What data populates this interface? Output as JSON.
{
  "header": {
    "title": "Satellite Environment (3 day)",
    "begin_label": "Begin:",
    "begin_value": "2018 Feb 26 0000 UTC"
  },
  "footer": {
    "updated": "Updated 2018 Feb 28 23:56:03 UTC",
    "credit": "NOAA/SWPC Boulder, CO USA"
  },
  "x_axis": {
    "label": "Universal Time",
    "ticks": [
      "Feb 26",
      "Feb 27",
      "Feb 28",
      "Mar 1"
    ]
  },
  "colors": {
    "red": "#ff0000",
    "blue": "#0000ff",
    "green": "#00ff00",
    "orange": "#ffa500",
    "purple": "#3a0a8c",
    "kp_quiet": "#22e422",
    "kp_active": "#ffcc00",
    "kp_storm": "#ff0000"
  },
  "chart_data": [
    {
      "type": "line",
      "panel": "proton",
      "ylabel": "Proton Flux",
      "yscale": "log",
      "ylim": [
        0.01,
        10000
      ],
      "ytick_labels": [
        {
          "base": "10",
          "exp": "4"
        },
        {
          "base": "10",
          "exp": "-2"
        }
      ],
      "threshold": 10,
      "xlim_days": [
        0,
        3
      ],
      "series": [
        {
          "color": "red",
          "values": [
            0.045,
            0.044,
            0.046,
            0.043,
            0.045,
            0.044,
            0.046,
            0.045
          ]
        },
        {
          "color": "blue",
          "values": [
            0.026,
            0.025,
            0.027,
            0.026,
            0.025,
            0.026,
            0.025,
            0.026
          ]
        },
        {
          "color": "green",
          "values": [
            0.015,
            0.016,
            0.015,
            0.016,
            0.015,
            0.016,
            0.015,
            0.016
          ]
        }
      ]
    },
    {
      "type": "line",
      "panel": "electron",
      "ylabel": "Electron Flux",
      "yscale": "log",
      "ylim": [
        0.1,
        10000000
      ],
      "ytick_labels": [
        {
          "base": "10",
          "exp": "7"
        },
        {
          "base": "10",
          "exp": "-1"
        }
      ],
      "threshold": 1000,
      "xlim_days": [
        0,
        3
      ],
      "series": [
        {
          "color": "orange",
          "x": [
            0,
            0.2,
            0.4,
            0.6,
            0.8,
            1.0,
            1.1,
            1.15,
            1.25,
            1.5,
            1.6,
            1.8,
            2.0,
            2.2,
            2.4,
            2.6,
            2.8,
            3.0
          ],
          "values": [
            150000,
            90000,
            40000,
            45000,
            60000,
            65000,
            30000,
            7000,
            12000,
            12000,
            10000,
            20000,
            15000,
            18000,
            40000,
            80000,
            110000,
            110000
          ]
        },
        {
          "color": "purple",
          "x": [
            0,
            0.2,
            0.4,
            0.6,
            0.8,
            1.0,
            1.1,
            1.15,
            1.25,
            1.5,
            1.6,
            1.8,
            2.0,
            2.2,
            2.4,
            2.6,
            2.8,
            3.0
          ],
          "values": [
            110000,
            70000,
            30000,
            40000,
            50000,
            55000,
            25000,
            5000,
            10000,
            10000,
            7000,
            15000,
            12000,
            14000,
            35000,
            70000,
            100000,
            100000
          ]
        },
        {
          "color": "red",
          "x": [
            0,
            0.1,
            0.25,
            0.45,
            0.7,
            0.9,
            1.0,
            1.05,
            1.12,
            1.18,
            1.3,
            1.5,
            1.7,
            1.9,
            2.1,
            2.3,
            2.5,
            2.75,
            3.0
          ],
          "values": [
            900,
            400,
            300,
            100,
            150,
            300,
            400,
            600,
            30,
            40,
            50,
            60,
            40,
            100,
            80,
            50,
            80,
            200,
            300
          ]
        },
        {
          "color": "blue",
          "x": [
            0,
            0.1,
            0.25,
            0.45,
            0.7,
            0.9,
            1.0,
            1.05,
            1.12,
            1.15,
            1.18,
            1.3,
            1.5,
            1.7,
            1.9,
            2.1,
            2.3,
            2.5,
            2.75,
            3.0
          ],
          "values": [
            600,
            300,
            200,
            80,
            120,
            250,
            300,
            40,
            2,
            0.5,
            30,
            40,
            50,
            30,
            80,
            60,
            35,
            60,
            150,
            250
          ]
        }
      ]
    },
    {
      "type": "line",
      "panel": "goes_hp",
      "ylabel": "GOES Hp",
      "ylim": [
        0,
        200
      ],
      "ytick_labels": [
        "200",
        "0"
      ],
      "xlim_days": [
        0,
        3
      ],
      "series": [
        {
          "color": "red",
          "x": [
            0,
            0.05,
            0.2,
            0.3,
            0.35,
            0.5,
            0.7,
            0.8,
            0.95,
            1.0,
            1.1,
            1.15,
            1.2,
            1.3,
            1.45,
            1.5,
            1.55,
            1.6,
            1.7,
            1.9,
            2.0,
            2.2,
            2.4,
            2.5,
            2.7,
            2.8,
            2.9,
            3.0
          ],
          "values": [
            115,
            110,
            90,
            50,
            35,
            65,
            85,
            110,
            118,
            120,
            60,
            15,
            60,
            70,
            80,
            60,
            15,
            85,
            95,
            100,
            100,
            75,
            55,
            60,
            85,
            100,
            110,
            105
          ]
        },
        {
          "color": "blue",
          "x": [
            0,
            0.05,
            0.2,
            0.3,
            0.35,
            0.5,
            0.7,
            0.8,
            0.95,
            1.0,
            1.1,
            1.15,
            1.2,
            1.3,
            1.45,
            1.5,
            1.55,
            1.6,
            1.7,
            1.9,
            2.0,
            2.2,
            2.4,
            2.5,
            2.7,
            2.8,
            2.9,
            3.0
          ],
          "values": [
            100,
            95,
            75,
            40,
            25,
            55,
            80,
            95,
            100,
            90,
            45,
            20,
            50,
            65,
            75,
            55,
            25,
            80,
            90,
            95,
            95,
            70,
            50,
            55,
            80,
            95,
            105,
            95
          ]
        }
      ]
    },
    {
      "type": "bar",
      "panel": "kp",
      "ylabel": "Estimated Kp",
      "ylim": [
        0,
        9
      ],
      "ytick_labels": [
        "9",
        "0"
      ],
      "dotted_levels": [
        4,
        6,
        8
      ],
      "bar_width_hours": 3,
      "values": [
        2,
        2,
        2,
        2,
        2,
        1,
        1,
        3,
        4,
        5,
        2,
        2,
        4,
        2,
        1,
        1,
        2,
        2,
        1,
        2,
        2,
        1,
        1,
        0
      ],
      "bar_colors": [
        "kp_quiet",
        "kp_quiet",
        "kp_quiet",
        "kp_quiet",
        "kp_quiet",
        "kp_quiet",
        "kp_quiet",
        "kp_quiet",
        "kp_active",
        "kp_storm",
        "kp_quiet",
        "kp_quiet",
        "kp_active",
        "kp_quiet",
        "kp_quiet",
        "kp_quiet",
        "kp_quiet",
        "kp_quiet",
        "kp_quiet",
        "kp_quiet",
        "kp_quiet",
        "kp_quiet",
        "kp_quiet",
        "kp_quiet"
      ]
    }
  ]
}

....

*EXERCISE REQUIREMENTS*. Write down all the entries again without a single difference.

*EXPECTED ANSWER*.
What data populates this interface? Output as JSON.
{
  "header": {
    "title": "Satellite Environment (3 day)",
    "begin_label": "Begin:",
    "begin_value": "2018 Feb 26 0000 UTC"
  },
  "footer": {
    "updated": "Updated 2018 Feb 28 23:56:03 UTC",
    "credit": "NOAA/SWPC Boulder, CO USA"
  },
  "x_axis": {
    "label": "Universal Time",
    "ticks": [
      "Feb 26",
      "Feb 27",
      "Feb 28",
      "Mar 1"
    ]
  },
  "colors": {
    "red": "#ff0000",
    "blue": "#0000ff",
    "green": "#00ff00",
    "orange": "#ffa500",
    "purple": "#3a0a8c",
    "kp_quiet": "#22e422",
    "kp_active": "#ffcc00",
    "kp_storm": "#ff0000"
  },
  "chart_data": [
    {
      "type": "line",
      "panel": "proton",
      "ylabel": "Proton Flux",
      "yscale": "log",
      "ylim": [
        0.01,
        10000
      ],
      "ytick_labels": [
        {
          "base": "10",
          "exp": "4"
        },
        {
          "base": "10",
          "exp": "-2"
        }
      ],
      "threshold": 10,
      "xlim_days": [
        0,
        3
      ],
      "series": [
        {
          "color": "red",
          "values": [
            0.045,
            0.044,
            0.046,
            0.043,
            0.045,
            0.044,
            0.046,
            0.045
          ]
        },
        {
          "color": "blue",
          "values": [
            0.026,
            0.025,
            0.027,
            0.026,
            0.025,
            0.026,
            0.025,
            0.026
          ]
        },
        {
          "color": "green",
          "values": [
            0.015,
            0.016,
            0.015,
            0.016,
            0.015,
            0.016,
            0.015,
            0.016
          ]
        }
      ]
    },
    {
      "type": "line",
      "panel": "electron",
      "ylabel": "Electron Flux",
      "yscale": "log",
      "ylim": [
        0.1,
        10000000
      ],
      "ytick_labels": [
        {
          "base": "10",
          "exp": "7"
        },
        {
          "base": "10",
          "exp": "-1"
        }
      ],
      "threshold": 1000,
      "xlim_days": [
        0,
        3
      ],
      "series": [
        {
          "color": "orange",
          "x": [
            0,
            0.2,
            0.4,
            0.6,
            0.8,
            1.0,
            1.1,
            1.15,
            1.25,
            1.5,
            1.6,
            1.8,
            2.0,
            2.2,
            2.4,
            2.6,
            2.8,
            3.0
          ],
          "values": [
            150000,
            90000,
            40000,
            45000,
            60000,
            65000,
            30000,
            7000,
            12000,
            12000,
            10000,
            20000,
            15000,
            18000,
            40000,
            80000,
            110000,
            110000
          ]
        },
        {
          "color": "purple",
          "x": [
            0,
            0.2,
            0.4,
            0.6,
            0.8,
            1.0,
            1.1,
            1.15,
            1.25,
            1.5,
            1.6,
            1.8,
            2.0,
            2.2,
            2.4,
            2.6,
            2.8,
            3.0
          ],
          "values": [
            110000,
            70000,
            30000,
            40000,
            50000,
            55000,
            25000,
            5000,
            10000,
            10000,
            7000,
            15000,
            12000,
            14000,
            35000,
            70000,
            100000,
            100000
          ]
        },
        {
          "color": "red",
          "x": [
            0,
            0.1,
            0.25,
            0.45,
            0.7,
            0.9,
            1.0,
            1.05,
            1.12,
            1.18,
            1.3,
            1.5,
            1.7,
            1.9,
            2.1,
            2.3,
            2.5,
            2.75,
            3.0
          ],
          "values": [
            900,
            400,
            300,
            100,
            150,
            300,
            400,
            600,
            30,
            40,
            50,
            60,
            40,
            100,
            80,
            50,
            80,
            200,
            300
          ]
        },
        {
          "color": "blue",
          "x": [
            0,
            0.1,
            0.25,
            0.45,
            0.7,
            0.9,
            1.0,
            1.05,
            1.12,
            1.15,
            1.18,
            1.3,
            1.5,
            1.7,
            1.9,
            2.1,
            2.3,
            2.5,
            2.75,
            3.0
          ],
          "values": [
            600,
            300,
            200,
            80,
            120,
            250,
            300,
            40,
            2,
            0.5,
            30,
            40,
            50,
            30,
            80,
            60,
            35,
            60,
            150,
            250
          ]
        }
      ]
    },
    {
      "type": "line",
      "panel": "goes_hp",
      "ylabel": "GOES Hp",
      "ylim": [
        0,
        200
      ],
      "ytick_labels": [
        "200",
        "0"
      ],
      "xlim_days": [
        0,
        3
      ],
      "series": [
        {
          "color": "red",
          "x": [
            0,
            0.05,
            0.2,
            0.3,
            0.35,
            0.5,
            0.7,
            0.8,
            0.95,
            1.0,
            1.1,
            1.15,
            1.2,
            1.3,
            1.45,
            1.5,
            1.55,
            1.6,
            1.7,
            1.9,
            2.0,
            2.2,
            2.4,
            2.5,
            2.7,
            2.8,
            2.9,
            3.0
          ],
          "values": [
            115,
            110,
            90,
            50,
            35,
            65,
            85,
            110,
            118,
            120,
            60,
            15,
            60,
            70,
            80,
            60,
            15,
            85,
            95,
            100,
            100,
            75,
            55,
            60,
            85,
            100,
            110,
            105
          ]
        },
        {
          "color": "blue",
          "x": [
            0,
            0.05,
            0.2,
            0.3,
            0.35,
            0.5,
            0.7,
            0.8,
            0.95,
            1.0,
            1.1,
            1.15,
            1.2,
            1.3,
            1.45,
            1.5,
            1.55,
            1.6,
            1.7,
            1.9,
            2.0,
            2.2,
            2.4,
            2.5,
            2.7,
            2.8,
            2.9,
            3.0
          ],
          "values": [
            100,
            95,
            75,
            40,
            25,
            55,
            80,
            95,
            100,
            90,
            45,
            20,
            50,
            65,
            75,
            55,
            25,
            80,
            90,
            95,
            95,
            70,
            50,
            55,
            80,
            95,
            105,
            95
          ]
        }
      ]
    },
    {
      "type": "bar",
      "panel": "kp",
      "ylabel": "Estimated Kp",
      "ylim": [
        0,
        9
      ],
      "ytick_labels": [
        "9",
        "0"
      ],
      "dotted_levels": [
        4,
        6,
        8
      ],
      "bar_width_hours": 3,
      "values": [
        2,
        2,
        2,
        2,
        2,
        1,
        1,
        3,
        4,
        5,
        2,
        2,
        4,
        2,
        1,
        1,
        2,
        2,
        1,
        2,
        2,
        1,
        1,
        0
      ],
      "bar_colors": [
        "kp_quiet",
        "kp_quiet",
        "kp_quiet",
        "kp_quiet",
        "kp_quiet",
        "kp_quiet",
        "kp_quiet",
        "kp_quiet",
        "kp_active",
        "kp_storm",
        "kp_quiet",
        "kp_quiet",
        "kp_active",
        "kp_quiet",
        "kp_quiet",
        "kp_quiet",
        "kp_quiet",
        "kp_quiet",
        "kp_quiet",
        "kp_quiet",
        "kp_quiet",
        "kp_quiet",
        "kp_quiet",
        "kp_quiet"
      ]
    }
  ]
}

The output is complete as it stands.